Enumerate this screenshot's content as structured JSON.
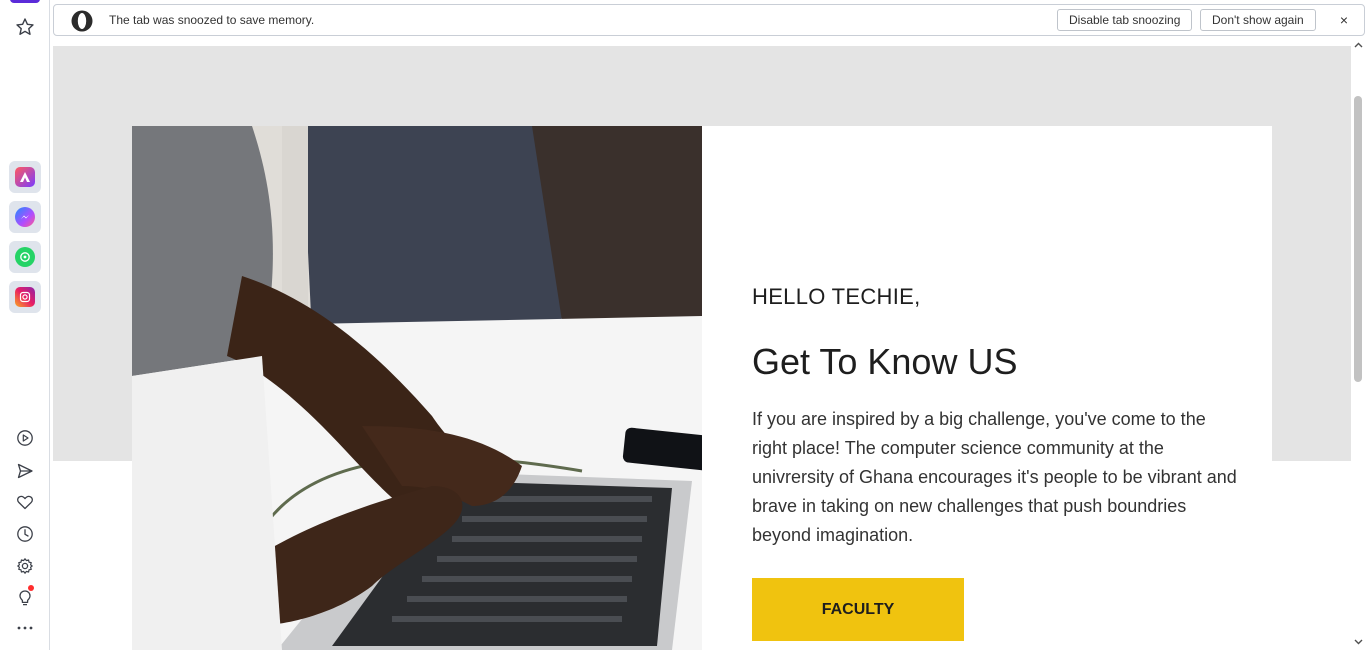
{
  "sidebar": {
    "icons": {
      "star": "star-icon",
      "aria": "aria-icon",
      "messenger": "messenger-icon",
      "whatsapp": "whatsapp-icon",
      "instagram": "instagram-icon",
      "player": "player-icon",
      "send": "send-icon",
      "heart": "heart-icon",
      "history": "history-icon",
      "settings": "gear-icon",
      "tips": "lightbulb-icon",
      "more": "more-icon"
    },
    "accent_color": "#5b2bd9"
  },
  "snooze_bar": {
    "message": "The tab was snoozed to save memory.",
    "disable_label": "Disable tab snoozing",
    "dont_show_label": "Don't show again",
    "close_label": "×"
  },
  "page": {
    "greeting": "HELLO TECHIE,",
    "heading": "Get To Know US",
    "body": "If you are inspired by a big challenge, you've come to the right place! The computer science community at the univrersity of Ghana encourages it's people to be vibrant and brave in taking on new challenges that push boundries beyond imagination.",
    "button_label": "FACULTY",
    "button_color": "#f0c30f",
    "band_color": "#e4e4e4"
  }
}
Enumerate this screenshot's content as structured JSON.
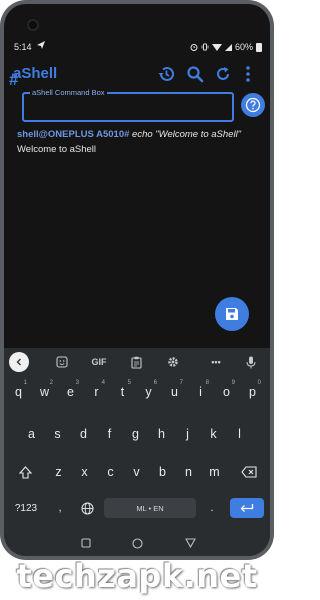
{
  "status_bar": {
    "time": "5:14",
    "send_icon": "send-icon",
    "battery": "60%"
  },
  "app_bar": {
    "title": "aShell",
    "actions": [
      "history-icon",
      "search-icon",
      "refresh-icon",
      "more-vert-icon"
    ]
  },
  "command_box": {
    "hash_symbol": "#",
    "label": "aShell Command Box",
    "value": ""
  },
  "output": {
    "prompt": "shell@ONEPLUS A5010#",
    "command": " echo \"Welcome to aShell\"",
    "result": "Welcome to aShell"
  },
  "keyboard": {
    "toolbar": [
      "sticker-icon",
      "GIF",
      "clipboard-icon",
      "gear-icon",
      "...",
      "mic-icon"
    ],
    "gif_label": "GIF",
    "more_label": "•••",
    "row1": [
      {
        "k": "q",
        "h": "1"
      },
      {
        "k": "w",
        "h": "2"
      },
      {
        "k": "e",
        "h": "3"
      },
      {
        "k": "r",
        "h": "4"
      },
      {
        "k": "t",
        "h": "5"
      },
      {
        "k": "y",
        "h": "6"
      },
      {
        "k": "u",
        "h": "7"
      },
      {
        "k": "i",
        "h": "8"
      },
      {
        "k": "o",
        "h": "9"
      },
      {
        "k": "p",
        "h": "0"
      }
    ],
    "row2": [
      "a",
      "s",
      "d",
      "f",
      "g",
      "h",
      "j",
      "k",
      "l"
    ],
    "row3": [
      "z",
      "x",
      "c",
      "v",
      "b",
      "n",
      "m"
    ],
    "symbols_label": "?123",
    "comma": ",",
    "period": ".",
    "space_label": "ML • EN"
  },
  "accent_color": "#3f7de0",
  "watermark": "techzapk.net"
}
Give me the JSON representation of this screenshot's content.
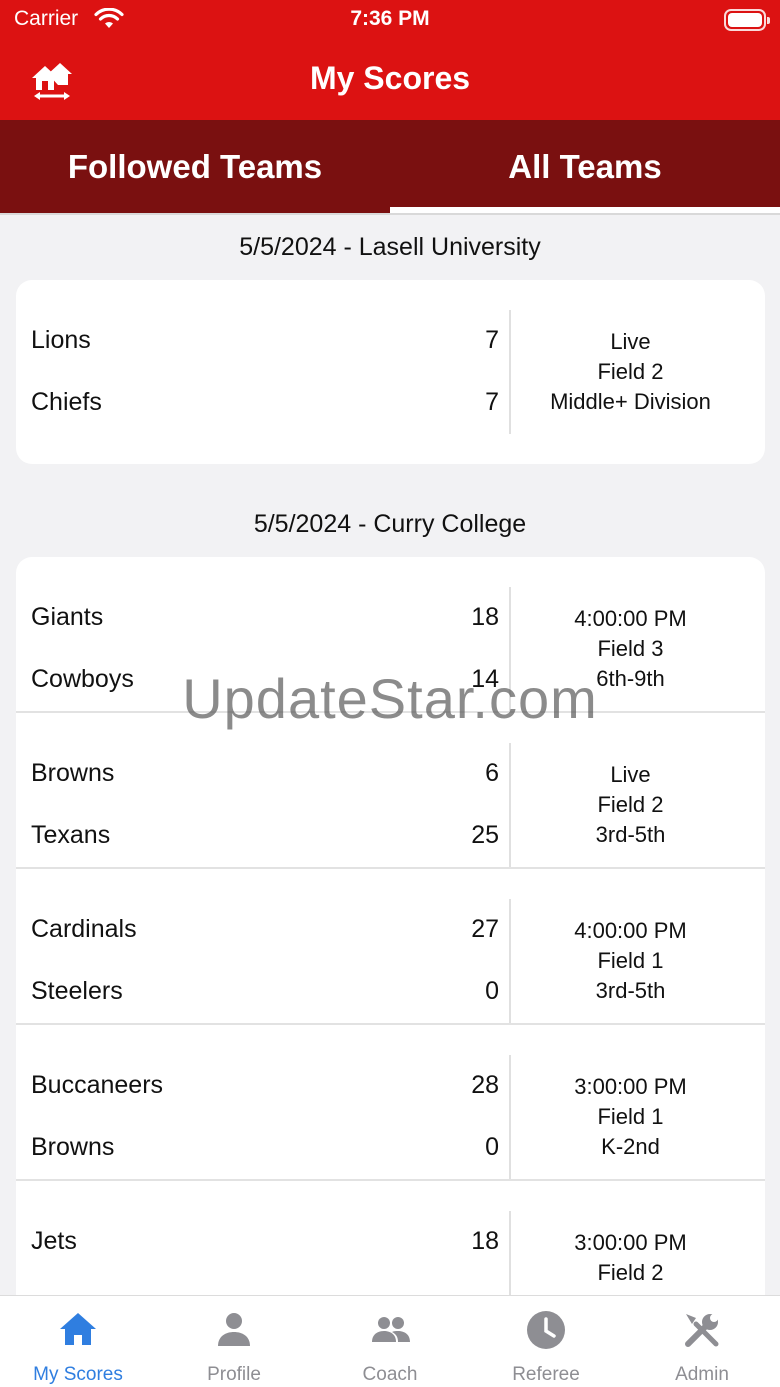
{
  "status": {
    "carrier": "Carrier",
    "time": "7:36 PM"
  },
  "nav": {
    "title": "My Scores"
  },
  "tabs": {
    "followed": "Followed Teams",
    "all": "All Teams"
  },
  "sections": [
    {
      "header": "5/5/2024 - Lasell University",
      "games": [
        {
          "team1": "Lions",
          "score1": "7",
          "team2": "Chiefs",
          "score2": "7",
          "status": "Live",
          "field": "Field 2",
          "division": "Middle+ Division"
        }
      ]
    },
    {
      "header": "5/5/2024 - Curry College",
      "games": [
        {
          "team1": "Giants",
          "score1": "18",
          "team2": "Cowboys",
          "score2": "14",
          "status": "4:00:00 PM",
          "field": "Field 3",
          "division": "6th-9th"
        },
        {
          "team1": "Browns",
          "score1": "6",
          "team2": "Texans",
          "score2": "25",
          "status": "Live",
          "field": "Field 2",
          "division": "3rd-5th"
        },
        {
          "team1": "Cardinals",
          "score1": "27",
          "team2": "Steelers",
          "score2": "0",
          "status": "4:00:00 PM",
          "field": "Field 1",
          "division": "3rd-5th"
        },
        {
          "team1": "Buccaneers",
          "score1": "28",
          "team2": "Browns",
          "score2": "0",
          "status": "3:00:00 PM",
          "field": "Field 1",
          "division": "K-2nd"
        },
        {
          "team1": "Jets",
          "score1": "18",
          "team2": "",
          "score2": "",
          "status": "3:00:00 PM",
          "field": "Field 2",
          "division": ""
        }
      ]
    }
  ],
  "watermark": "UpdateStar.com",
  "bottom_nav": [
    {
      "label": "My Scores",
      "icon": "home-icon",
      "active": true
    },
    {
      "label": "Profile",
      "icon": "person-icon",
      "active": false
    },
    {
      "label": "Coach",
      "icon": "people-icon",
      "active": false
    },
    {
      "label": "Referee",
      "icon": "clock-icon",
      "active": false
    },
    {
      "label": "Admin",
      "icon": "tools-icon",
      "active": false
    }
  ],
  "colors": {
    "brand_red": "#dc1212",
    "tab_bar": "#7a1010",
    "active_blue": "#2f7ee0",
    "inactive_gray": "#8e8e93"
  }
}
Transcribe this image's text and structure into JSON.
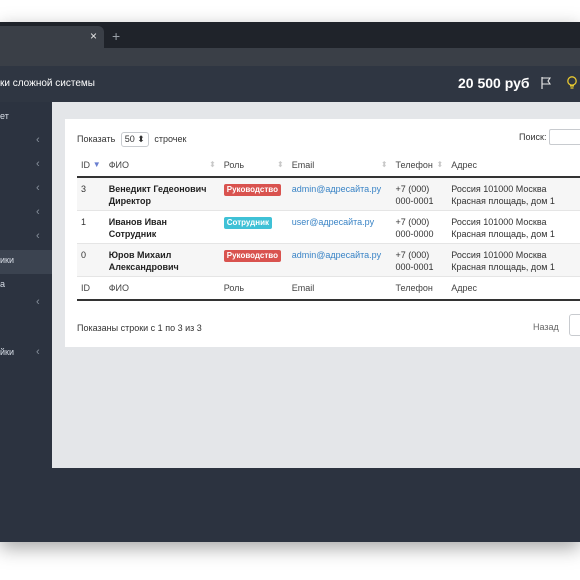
{
  "browser": {
    "tab_close": "×",
    "new_tab": "+"
  },
  "header": {
    "title": "ки сложной системы",
    "balance": "20 500 руб",
    "icons": [
      "flag-icon",
      "lightbulb-icon"
    ],
    "bulb_color": "#e8c930"
  },
  "sidebar": {
    "items": [
      {
        "label": "ет",
        "chevron": ""
      },
      {
        "label": "",
        "chevron": "‹"
      },
      {
        "label": "",
        "chevron": "‹"
      },
      {
        "label": "",
        "chevron": "‹"
      },
      {
        "label": "",
        "chevron": "‹"
      },
      {
        "label": "",
        "chevron": "‹"
      },
      {
        "label": "ики",
        "chevron": "",
        "active": true
      },
      {
        "label": "а",
        "chevron": ""
      },
      {
        "label": "",
        "chevron": "‹"
      },
      {
        "label": "",
        "chevron": ""
      },
      {
        "label": "йки",
        "chevron": "‹"
      }
    ]
  },
  "table_controls": {
    "show_prefix": "Показать",
    "per_page": "50 ⬍",
    "show_suffix": "строчек",
    "search_label": "Поиск:",
    "search_value": ""
  },
  "table": {
    "columns": [
      "ID",
      "ФИО",
      "Роль",
      "Email",
      "Телефон",
      "Адрес"
    ],
    "footer_columns": [
      "ID",
      "ФИО",
      "Роль",
      "Email",
      "Телефон",
      "Адрес"
    ],
    "rows": [
      {
        "id": "3",
        "name_line1": "Венедикт Гедеонович",
        "name_line2": "Директор",
        "role": "Руководство",
        "role_color": "#d9534f",
        "email": "admin@адресайта.ру",
        "phone_line1": "+7 (000)",
        "phone_line2": "000-0001",
        "address_line1": "Россия 101000 Москва",
        "address_line2": "Красная площадь, дом 1"
      },
      {
        "id": "1",
        "name_line1": "Иванов Иван",
        "name_line2": "Сотрудник",
        "role": "Сотрудник",
        "role_color": "#3fc1d6",
        "email": "user@адресайта.ру",
        "phone_line1": "+7 (000)",
        "phone_line2": "000-0000",
        "address_line1": "Россия 101000 Москва",
        "address_line2": "Красная площадь, дом 1"
      },
      {
        "id": "0",
        "name_line1": "Юров Михаил",
        "name_line2": "Александрович",
        "role": "Руководство",
        "role_color": "#d9534f",
        "email": "admin@адресайта.ру",
        "phone_line1": "+7 (000)",
        "phone_line2": "000-0001",
        "address_line1": "Россия 101000 Москва",
        "address_line2": "Красная площадь, дом 1"
      }
    ]
  },
  "pagination": {
    "info": "Показаны строки с 1 по 3 из 3",
    "prev": "Назад"
  }
}
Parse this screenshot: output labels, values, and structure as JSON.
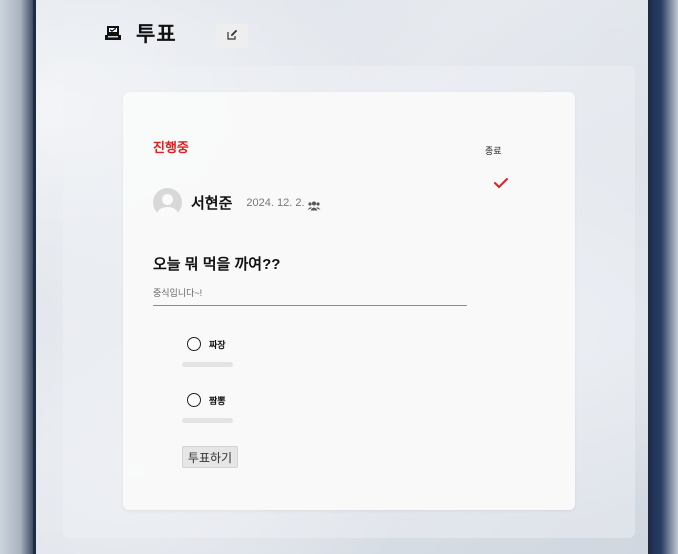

────────

Given task - Exactly reproduce the entries above, minus the pictures.

The answer -
Enumerate this screenshot's content as structured JSON.
{
  "sidebar": {
    "icons": {
      "star": "star-icon",
      "aria": "aria-icon",
      "messenger": "messenger-icon",
      "whatsapp": "whatsapp-icon",
      "instagram": "instagram-icon",
      "player": "player-icon",
      "send": "send-icon",
      "heart": "heart-icon",
      "history": "history-icon",
      "settings": "gear-icon",
      "tips": "lightbulb-icon",
      "more": "more-icon"
    },
    "accent_color": "#5b2bd9"
  },
  "snooze_bar": {
    "message": "The tab was snoozed to save memory.",
    "disable_label": "Disable tab snoozing",
    "dont_show_label": "Don't show again",
    "close_label": "×"
  },
  "page": {
    "greeting": "HELLO TECHIE,",
    "heading": "Get To Know US",
    "body": "If you are inspired by a big challenge, you've come to the right place! The computer science community at the univrersity of Ghana encourages it's people to be vibrant and brave in taking on new challenges that push boundries beyond imagination.",
    "button_label": "FACULTY",
    "button_color": "#f0c30f",
    "band_color": "#e4e4e4"
  }
}
Enumerate this screenshot's content as structured JSON.
{
  "status_bar": {
    "time": "5:14",
    "send_icon": "send-icon",
    "battery": "60%"
  },
  "app_bar": {
    "title": "aShell",
    "actions": [
      "history-icon",
      "search-icon",
      "refresh-icon",
      "more-vert-icon"
    ]
  },
  "command_box": {
    "hash_symbol": "#",
    "label": "aShell Command Box",
    "value": ""
  },
  "output": {
    "prompt": "shell@ONEPLUS A5010#",
    "command": " echo \"Welcome to aShell\"",
    "result": "Welcome to aShell"
  },
  "keyboard": {
    "toolbar": [
      "sticker-icon",
      "GIF",
      "clipboard-icon",
      "gear-icon",
      "...",
      "mic-icon"
    ],
    "gif_label": "GIF",
    "more_label": "•••",
    "row1": [
      {
        "k": "q",
        "h": "1"
      },
      {
        "k": "w",
        "h": "2"
      },
      {
        "k": "e",
        "h": "3"
      },
      {
        "k": "r",
        "h": "4"
      },
      {
        "k": "t",
        "h": "5"
      },
      {
        "k": "y",
        "h": "6"
      },
      {
        "k": "u",
        "h": "7"
      },
      {
        "k": "i",
        "h": "8"
      },
      {
        "k": "o",
        "h": "9"
      },
      {
        "k": "p",
        "h": "0"
      }
    ],
    "row2": [
      "a",
      "s",
      "d",
      "f",
      "g",
      "h",
      "j",
      "k",
      "l"
    ],
    "row3": [
      "z",
      "x",
      "c",
      "v",
      "b",
      "n",
      "m"
    ],
    "symbols_label": "?123",
    "comma": ",",
    "period": ".",
    "space_label": "ML • EN"
  },
  "accent_color": "#3f7de0",
  "watermark": "techzapk.net"
}
Give me the JSON representation of this screenshot's content.
{
  "status": {
    "carrier": "Carrier",
    "time": "7:36 PM"
  },
  "nav": {
    "title": "My Scores"
  },
  "tabs": {
    "followed": "Followed Teams",
    "all": "All Teams"
  },
  "sections": [
    {
      "header": "5/5/2024 - Lasell University",
      "games": [
        {
          "team1": "Lions",
          "score1": "7",
          "team2": "Chiefs",
          "score2": "7",
          "status": "Live",
          "field": "Field 2",
          "division": "Middle+ Division"
        }
      ]
    },
    {
      "header": "5/5/2024 - Curry College",
      "games": [
        {
          "team1": "Giants",
          "score1": "18",
          "team2": "Cowboys",
          "score2": "14",
          "status": "4:00:00 PM",
          "field": "Field 3",
          "division": "6th-9th"
        },
        {
          "team1": "Browns",
          "score1": "6",
          "team2": "Texans",
          "score2": "25",
          "status": "Live",
          "field": "Field 2",
          "division": "3rd-5th"
        },
        {
          "team1": "Cardinals",
          "score1": "27",
          "team2": "Steelers",
          "score2": "0",
          "status": "4:00:00 PM",
          "field": "Field 1",
          "division": "3rd-5th"
        },
        {
          "team1": "Buccaneers",
          "score1": "28",
          "team2": "Browns",
          "score2": "0",
          "status": "3:00:00 PM",
          "field": "Field 1",
          "division": "K-2nd"
        },
        {
          "team1": "Jets",
          "score1": "18",
          "team2": "",
          "score2": "",
          "status": "3:00:00 PM",
          "field": "Field 2",
          "division": ""
        }
      ]
    }
  ],
  "watermark": "UpdateStar.com",
  "bottom_nav": [
    {
      "label": "My Scores",
      "icon": "home-icon",
      "active": true
    },
    {
      "label": "Profile",
      "icon": "person-icon",
      "active": false
    },
    {
      "label": "Coach",
      "icon": "people-icon",
      "active": false
    },
    {
      "label": "Referee",
      "icon": "clock-icon",
      "active": false
    },
    {
      "label": "Admin",
      "icon": "tools-icon",
      "active": false
    }
  ],
  "colors": {
    "brand_red": "#dc1212",
    "tab_bar": "#7a1010",
    "active_blue": "#2f7ee0",
    "inactive_gray": "#8e8e93"
  }
}
Transcribe this image's text and structure into JSON.
{
  "browser": {
    "tab_close": "×",
    "new_tab": "+"
  },
  "header": {
    "title": "ки сложной системы",
    "balance": "20 500 руб",
    "icons": [
      "flag-icon",
      "lightbulb-icon"
    ],
    "bulb_color": "#e8c930"
  },
  "sidebar": {
    "items": [
      {
        "label": "ет",
        "chevron": ""
      },
      {
        "label": "",
        "chevron": "‹"
      },
      {
        "label": "",
        "chevron": "‹"
      },
      {
        "label": "",
        "chevron": "‹"
      },
      {
        "label": "",
        "chevron": "‹"
      },
      {
        "label": "",
        "chevron": "‹"
      },
      {
        "label": "ики",
        "chevron": "",
        "active": true
      },
      {
        "label": "а",
        "chevron": ""
      },
      {
        "label": "",
        "chevron": "‹"
      },
      {
        "label": "",
        "chevron": ""
      },
      {
        "label": "йки",
        "chevron": "‹"
      }
    ]
  },
  "table_controls": {
    "show_prefix": "Показать",
    "per_page": "50 ⬍",
    "show_suffix": "строчек",
    "search_label": "Поиск:",
    "search_value": ""
  },
  "table": {
    "columns": [
      "ID",
      "ФИО",
      "Роль",
      "Email",
      "Телефон",
      "Адрес"
    ],
    "footer_columns": [
      "ID",
      "ФИО",
      "Роль",
      "Email",
      "Телефон",
      "Адрес"
    ],
    "rows": [
      {
        "id": "3",
        "name_line1": "Венедикт Гедеонович",
        "name_line2": "Директор",
        "role": "Руководство",
        "role_color": "#d9534f",
        "email": "admin@адресайта.ру",
        "phone_line1": "+7 (000)",
        "phone_line2": "000-0001",
        "address_line1": "Россия 101000 Москва",
        "address_line2": "Красная площадь, дом 1"
      },
      {
        "id": "1",
        "name_line1": "Иванов Иван",
        "name_line2": "Сотрудник",
        "role": "Сотрудник",
        "role_color": "#3fc1d6",
        "email": "user@адресайта.ру",
        "phone_line1": "+7 (000)",
        "phone_line2": "000-0000",
        "address_line1": "Россия 101000 Москва",
        "address_line2": "Красная площадь, дом 1"
      },
      {
        "id": "0",
        "name_line1": "Юров Михаил",
        "name_line2": "Александрович",
        "role": "Руководство",
        "role_color": "#d9534f",
        "email": "admin@адресайта.ру",
        "phone_line1": "+7 (000)",
        "phone_line2": "000-0001",
        "address_line1": "Россия 101000 Москва",
        "address_line2": "Красная площадь, дом 1"
      }
    ]
  },
  "pagination": {
    "info": "Показаны строки с 1 по 3 из 3",
    "prev": "Назад"
  }
}
Parse this screenshot: output labels, values, and structure as JSON.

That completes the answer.